*Aim:*
Convert the full listing below into a Markdown table with the columns "No." and "Line", giving each line a row number and skipping blank lines.

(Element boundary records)

..........

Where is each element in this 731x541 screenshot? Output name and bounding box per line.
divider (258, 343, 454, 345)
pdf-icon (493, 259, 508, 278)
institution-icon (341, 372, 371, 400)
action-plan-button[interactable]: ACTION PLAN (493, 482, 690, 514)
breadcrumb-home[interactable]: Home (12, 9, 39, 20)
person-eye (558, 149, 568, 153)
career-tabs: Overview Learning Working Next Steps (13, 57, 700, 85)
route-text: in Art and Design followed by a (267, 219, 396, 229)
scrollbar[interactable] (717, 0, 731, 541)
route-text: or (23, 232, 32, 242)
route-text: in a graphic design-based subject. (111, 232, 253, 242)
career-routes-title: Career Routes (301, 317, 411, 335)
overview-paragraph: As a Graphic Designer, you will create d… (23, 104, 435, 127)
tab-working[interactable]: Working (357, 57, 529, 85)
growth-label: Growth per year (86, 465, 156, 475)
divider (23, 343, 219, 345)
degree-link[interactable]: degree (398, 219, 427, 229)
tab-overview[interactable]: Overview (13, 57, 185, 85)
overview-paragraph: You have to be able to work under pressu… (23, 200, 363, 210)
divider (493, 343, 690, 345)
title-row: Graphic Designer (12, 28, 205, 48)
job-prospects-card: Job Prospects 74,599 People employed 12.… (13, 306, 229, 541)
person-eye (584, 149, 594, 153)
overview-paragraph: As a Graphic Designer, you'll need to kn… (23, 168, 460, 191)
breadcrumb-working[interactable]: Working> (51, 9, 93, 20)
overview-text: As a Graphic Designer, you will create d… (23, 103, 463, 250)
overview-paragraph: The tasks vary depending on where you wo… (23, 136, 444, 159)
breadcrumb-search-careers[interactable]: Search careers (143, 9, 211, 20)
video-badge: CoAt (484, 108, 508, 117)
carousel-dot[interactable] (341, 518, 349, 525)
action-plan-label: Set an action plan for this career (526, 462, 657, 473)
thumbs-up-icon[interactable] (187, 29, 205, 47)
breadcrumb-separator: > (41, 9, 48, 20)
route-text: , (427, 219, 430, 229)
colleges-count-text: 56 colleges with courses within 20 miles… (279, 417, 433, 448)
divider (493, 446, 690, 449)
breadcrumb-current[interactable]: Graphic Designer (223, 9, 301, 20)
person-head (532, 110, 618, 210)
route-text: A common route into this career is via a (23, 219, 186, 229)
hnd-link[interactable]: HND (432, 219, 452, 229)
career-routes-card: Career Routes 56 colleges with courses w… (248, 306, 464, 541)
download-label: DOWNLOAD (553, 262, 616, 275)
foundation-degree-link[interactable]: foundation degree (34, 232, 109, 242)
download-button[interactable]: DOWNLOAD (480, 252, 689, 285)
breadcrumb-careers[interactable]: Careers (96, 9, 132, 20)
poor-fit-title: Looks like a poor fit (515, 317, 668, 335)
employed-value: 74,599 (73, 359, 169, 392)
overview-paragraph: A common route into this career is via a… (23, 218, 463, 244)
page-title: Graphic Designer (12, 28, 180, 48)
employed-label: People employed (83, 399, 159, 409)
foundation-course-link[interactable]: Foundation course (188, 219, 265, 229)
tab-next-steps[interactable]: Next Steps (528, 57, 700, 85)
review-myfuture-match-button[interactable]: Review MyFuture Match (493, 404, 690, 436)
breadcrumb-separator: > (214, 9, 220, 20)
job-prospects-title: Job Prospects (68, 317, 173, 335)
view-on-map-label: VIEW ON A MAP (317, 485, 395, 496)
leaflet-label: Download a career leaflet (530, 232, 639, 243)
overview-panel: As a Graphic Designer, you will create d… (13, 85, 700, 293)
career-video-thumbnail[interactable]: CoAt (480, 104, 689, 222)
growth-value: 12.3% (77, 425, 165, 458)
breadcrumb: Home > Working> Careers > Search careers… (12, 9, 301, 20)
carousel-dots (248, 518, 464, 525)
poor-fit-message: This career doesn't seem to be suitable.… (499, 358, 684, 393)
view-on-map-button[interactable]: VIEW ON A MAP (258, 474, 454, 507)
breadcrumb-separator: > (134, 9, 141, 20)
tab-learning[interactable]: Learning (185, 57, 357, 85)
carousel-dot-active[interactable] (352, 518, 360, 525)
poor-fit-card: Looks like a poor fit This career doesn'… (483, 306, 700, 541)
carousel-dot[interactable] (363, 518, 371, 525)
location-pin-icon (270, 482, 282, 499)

..........

*Finished task:*
| No. | Line |
|---|---|
| 1 | Where is each element in this 731x541 screenshot? Output name and bounding box per line. |
| 2 | divider (258, 343, 454, 345) |
| 3 | pdf-icon (493, 259, 508, 278) |
| 4 | institution-icon (341, 372, 371, 400) |
| 5 | action-plan-button[interactable]: ACTION PLAN (493, 482, 690, 514) |
| 6 | breadcrumb-home[interactable]: Home (12, 9, 39, 20) |
| 7 | person-eye (558, 149, 568, 153) |
| 8 | career-tabs: Overview Learning Working Next Steps (13, 57, 700, 85) |
| 9 | route-text: in Art and Design followed by a (267, 219, 396, 229) |
| 10 | scrollbar[interactable] (717, 0, 731, 541) |
| 11 | route-text: or (23, 232, 32, 242) |
| 12 | route-text: in a graphic design-based subject. (111, 232, 253, 242) |
| 13 | career-routes-title: Career Routes (301, 317, 411, 335) |
| 14 | overview-paragraph: As a Graphic Designer, you will create d… (23, 104, 435, 127) |
| 15 | tab-working[interactable]: Working (357, 57, 529, 85) |
| 16 | growth-label: Growth per year (86, 465, 156, 475) |
| 17 | divider (23, 343, 219, 345) |
| 18 | degree-link[interactable]: degree (398, 219, 427, 229) |
| 19 | tab-overview[interactable]: Overview (13, 57, 185, 85) |
| 20 | overview-paragraph: You have to be able to work under pressu… (23, 200, 363, 210) |
| 21 | divider (493, 343, 690, 345) |
| 22 | title-row: Graphic Designer (12, 28, 205, 48) |
| 23 | job-prospects-card: Job Prospects 74,599 People employed 12.… (13, 306, 229, 541) |
| 24 | person-eye (584, 149, 594, 153) |
| 25 | overview-paragraph: As a Graphic Designer, you'll need to kn… (23, 168, 460, 191) |
| 26 | breadcrumb-working[interactable]: Working> (51, 9, 93, 20) |
| 27 | overview-text: As a Graphic Designer, you will create d… (23, 103, 463, 250) |
| 28 | overview-paragraph: The tasks vary depending on where you wo… (23, 136, 444, 159) |
| 29 | breadcrumb-search-careers[interactable]: Search careers (143, 9, 211, 20) |
| 30 | video-badge: CoAt (484, 108, 508, 117) |
| 31 | carousel-dot[interactable] (341, 518, 349, 525) |
| 32 | action-plan-label: Set an action plan for this career (526, 462, 657, 473) |
| 33 | thumbs-up-icon[interactable] (187, 29, 205, 47) |
| 34 | breadcrumb-separator: > (41, 9, 48, 20) |
| 35 | route-text: , (427, 219, 430, 229) |
| 36 | colleges-count-text: 56 colleges with courses within 20 miles… (279, 417, 433, 448) |
| 37 | divider (493, 446, 690, 449) |
| 38 | breadcrumb-current[interactable]: Graphic Designer (223, 9, 301, 20) |
| 39 | person-head (532, 110, 618, 210) |
| 40 | route-text: A common route into this career is via a (23, 219, 186, 229) |
| 41 | hnd-link[interactable]: HND (432, 219, 452, 229) |
| 42 | career-routes-card: Career Routes 56 colleges with courses w… (248, 306, 464, 541) |
| 43 | download-label: DOWNLOAD (553, 262, 616, 275) |
| 44 | foundation-degree-link[interactable]: foundation degree (34, 232, 109, 242) |
| 45 | download-button[interactable]: DOWNLOAD (480, 252, 689, 285) |
| 46 | breadcrumb-careers[interactable]: Careers (96, 9, 132, 20) |
| 47 | poor-fit-title: Looks like a poor fit (515, 317, 668, 335) |
| 48 | employed-value: 74,599 (73, 359, 169, 392) |
| 49 | overview-paragraph: A common route into this career is via a… (23, 218, 463, 244) |
| 50 | page-title: Graphic Designer (12, 28, 180, 48) |
| 51 | employed-label: People employed (83, 399, 159, 409) |
| 52 | foundation-course-link[interactable]: Foundation course (188, 219, 265, 229) |
| 53 | tab-next-steps[interactable]: Next Steps (528, 57, 700, 85) |
| 54 | review-myfuture-match-button[interactable]: Review MyFuture Match (493, 404, 690, 436) |
| 55 | breadcrumb-separator: > (214, 9, 220, 20) |
| 56 | job-prospects-title: Job Prospects (68, 317, 173, 335) |
| 57 | view-on-map-label: VIEW ON A MAP (317, 485, 395, 496) |
| 58 | leaflet-label: Download a career leaflet (530, 232, 639, 243) |
| 59 | overview-panel: As a Graphic Designer, you will create d… (13, 85, 700, 293) |
| 60 | career-video-thumbnail[interactable]: CoAt (480, 104, 689, 222) |
| 61 | growth-value: 12.3% (77, 425, 165, 458) |
| 62 | breadcrumb: Home > Working> Careers > Search careers… (12, 9, 301, 20) |
| 63 | carousel-dots (248, 518, 464, 525) |
| 64 | poor-fit-message: This career doesn't seem to be suitable.… (499, 358, 684, 393) |
| 65 | view-on-map-button[interactable]: VIEW ON A MAP (258, 474, 454, 507) |
| 66 | breadcrumb-separator: > (134, 9, 141, 20) |
| 67 | tab-learning[interactable]: Learning (185, 57, 357, 85) |
| 68 | carousel-dot-active[interactable] (352, 518, 360, 525) |
| 69 | poor-fit-card: Looks like a poor fit This career doesn'… (483, 306, 700, 541) |
| 70 | carousel-dot[interactable] (363, 518, 371, 525) |
| 71 | location-pin-icon (270, 482, 282, 499) |